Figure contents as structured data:
....

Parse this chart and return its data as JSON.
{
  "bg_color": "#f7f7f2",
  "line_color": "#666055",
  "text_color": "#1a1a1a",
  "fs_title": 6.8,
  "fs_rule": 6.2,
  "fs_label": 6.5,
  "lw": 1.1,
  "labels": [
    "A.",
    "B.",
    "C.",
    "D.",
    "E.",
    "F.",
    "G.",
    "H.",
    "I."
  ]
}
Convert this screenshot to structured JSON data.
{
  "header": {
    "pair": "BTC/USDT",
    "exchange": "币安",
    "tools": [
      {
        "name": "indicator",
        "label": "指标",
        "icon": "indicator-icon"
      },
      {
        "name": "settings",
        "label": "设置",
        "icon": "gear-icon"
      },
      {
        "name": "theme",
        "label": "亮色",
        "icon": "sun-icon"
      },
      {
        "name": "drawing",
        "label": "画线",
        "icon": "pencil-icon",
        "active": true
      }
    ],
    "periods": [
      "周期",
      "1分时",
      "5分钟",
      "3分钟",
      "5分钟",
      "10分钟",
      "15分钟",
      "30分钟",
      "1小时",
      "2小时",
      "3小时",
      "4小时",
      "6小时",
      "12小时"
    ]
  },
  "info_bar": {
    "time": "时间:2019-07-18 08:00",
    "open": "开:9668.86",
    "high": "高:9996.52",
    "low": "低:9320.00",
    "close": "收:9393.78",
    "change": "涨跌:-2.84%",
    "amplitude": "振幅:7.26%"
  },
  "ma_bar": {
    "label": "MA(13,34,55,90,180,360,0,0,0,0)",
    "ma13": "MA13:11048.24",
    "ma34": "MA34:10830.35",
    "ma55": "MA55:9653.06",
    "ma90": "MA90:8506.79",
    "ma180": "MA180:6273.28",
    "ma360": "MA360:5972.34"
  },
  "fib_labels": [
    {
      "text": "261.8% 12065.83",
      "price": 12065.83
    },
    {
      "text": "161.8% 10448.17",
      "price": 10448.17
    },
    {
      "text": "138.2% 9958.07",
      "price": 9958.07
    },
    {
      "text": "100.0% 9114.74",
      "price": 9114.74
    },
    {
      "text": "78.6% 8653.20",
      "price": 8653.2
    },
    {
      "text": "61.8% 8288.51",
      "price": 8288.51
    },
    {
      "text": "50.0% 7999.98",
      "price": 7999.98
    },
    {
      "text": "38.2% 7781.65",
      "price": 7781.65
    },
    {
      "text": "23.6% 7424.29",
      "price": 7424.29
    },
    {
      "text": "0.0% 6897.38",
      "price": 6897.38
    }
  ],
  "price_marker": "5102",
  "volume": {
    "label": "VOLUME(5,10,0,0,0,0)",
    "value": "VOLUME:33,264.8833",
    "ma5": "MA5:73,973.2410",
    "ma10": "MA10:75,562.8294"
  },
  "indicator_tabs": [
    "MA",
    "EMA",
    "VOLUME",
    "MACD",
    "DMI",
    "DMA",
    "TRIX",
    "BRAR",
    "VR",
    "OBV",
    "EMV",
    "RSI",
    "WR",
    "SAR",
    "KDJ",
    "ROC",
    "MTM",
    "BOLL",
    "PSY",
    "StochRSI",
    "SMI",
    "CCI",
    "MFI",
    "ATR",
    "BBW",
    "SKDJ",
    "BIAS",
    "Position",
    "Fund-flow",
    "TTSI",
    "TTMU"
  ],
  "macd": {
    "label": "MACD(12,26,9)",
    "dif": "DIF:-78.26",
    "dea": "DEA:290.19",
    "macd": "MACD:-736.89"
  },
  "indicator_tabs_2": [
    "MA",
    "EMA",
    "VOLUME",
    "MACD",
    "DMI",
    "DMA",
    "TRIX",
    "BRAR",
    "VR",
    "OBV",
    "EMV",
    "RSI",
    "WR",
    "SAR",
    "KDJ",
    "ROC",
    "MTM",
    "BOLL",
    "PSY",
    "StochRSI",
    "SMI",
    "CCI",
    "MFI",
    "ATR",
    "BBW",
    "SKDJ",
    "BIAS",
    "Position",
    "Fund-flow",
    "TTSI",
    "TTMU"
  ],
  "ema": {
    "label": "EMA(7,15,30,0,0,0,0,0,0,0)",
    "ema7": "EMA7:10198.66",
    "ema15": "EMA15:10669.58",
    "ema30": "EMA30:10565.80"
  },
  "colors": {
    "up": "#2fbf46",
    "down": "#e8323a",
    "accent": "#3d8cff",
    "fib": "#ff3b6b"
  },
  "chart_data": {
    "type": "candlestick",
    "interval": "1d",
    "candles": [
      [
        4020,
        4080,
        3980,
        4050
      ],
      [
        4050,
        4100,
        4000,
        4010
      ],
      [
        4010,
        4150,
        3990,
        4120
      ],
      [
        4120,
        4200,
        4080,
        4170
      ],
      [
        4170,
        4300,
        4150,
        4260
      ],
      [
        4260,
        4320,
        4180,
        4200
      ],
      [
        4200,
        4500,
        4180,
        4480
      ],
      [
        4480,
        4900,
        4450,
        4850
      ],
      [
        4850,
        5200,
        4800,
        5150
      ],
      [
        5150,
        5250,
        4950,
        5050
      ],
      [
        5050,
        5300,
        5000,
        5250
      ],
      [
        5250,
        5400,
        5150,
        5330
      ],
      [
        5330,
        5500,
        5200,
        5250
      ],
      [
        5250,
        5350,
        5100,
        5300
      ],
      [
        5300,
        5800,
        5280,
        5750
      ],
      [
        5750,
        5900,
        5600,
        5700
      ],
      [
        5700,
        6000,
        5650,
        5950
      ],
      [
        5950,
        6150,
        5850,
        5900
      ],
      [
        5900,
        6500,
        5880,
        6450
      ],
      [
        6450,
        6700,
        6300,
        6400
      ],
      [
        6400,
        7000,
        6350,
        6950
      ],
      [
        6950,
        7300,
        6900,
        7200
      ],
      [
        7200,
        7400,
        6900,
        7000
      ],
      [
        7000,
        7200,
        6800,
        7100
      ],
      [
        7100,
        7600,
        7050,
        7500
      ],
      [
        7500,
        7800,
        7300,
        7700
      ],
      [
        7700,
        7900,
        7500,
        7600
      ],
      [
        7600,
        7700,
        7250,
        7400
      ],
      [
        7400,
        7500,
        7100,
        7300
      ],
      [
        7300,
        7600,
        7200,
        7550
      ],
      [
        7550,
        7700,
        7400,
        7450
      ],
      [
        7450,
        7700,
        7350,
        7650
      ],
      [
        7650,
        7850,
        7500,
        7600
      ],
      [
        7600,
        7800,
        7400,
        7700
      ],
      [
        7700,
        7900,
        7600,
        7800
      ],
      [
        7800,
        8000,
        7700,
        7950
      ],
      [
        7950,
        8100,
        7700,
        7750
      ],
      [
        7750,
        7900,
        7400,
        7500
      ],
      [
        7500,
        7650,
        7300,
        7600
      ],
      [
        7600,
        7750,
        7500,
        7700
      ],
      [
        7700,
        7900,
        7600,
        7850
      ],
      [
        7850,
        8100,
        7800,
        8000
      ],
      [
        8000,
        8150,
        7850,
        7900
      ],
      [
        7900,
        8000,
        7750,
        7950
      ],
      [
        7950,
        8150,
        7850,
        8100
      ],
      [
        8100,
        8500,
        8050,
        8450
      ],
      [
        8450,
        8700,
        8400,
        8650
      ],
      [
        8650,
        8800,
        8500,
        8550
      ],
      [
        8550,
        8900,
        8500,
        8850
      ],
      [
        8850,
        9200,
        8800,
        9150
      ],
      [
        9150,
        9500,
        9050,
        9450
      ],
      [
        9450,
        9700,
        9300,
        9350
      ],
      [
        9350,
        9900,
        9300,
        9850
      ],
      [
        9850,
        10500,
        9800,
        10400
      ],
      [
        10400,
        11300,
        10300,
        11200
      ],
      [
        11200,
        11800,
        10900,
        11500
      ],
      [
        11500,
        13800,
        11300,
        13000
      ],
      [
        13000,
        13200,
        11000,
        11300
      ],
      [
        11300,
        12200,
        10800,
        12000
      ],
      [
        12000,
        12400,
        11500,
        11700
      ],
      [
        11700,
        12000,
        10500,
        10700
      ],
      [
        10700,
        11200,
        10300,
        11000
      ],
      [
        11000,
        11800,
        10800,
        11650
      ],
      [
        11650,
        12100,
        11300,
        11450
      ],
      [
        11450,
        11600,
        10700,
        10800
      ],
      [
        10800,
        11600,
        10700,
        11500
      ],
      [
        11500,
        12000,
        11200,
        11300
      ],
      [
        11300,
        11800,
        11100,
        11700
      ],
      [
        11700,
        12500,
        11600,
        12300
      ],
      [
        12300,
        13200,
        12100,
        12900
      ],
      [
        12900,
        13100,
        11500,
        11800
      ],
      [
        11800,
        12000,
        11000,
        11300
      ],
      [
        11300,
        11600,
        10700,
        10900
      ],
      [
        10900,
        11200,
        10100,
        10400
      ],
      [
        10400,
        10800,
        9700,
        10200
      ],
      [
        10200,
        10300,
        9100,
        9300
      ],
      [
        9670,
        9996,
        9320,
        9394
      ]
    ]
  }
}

....

Select and copy each line from the data that includes the word "name".

SOLUTION FOR THIS PROBLEM:
        "name": "indicator",
        "name": "settings",
        "name": "theme",
        "name": "drawing",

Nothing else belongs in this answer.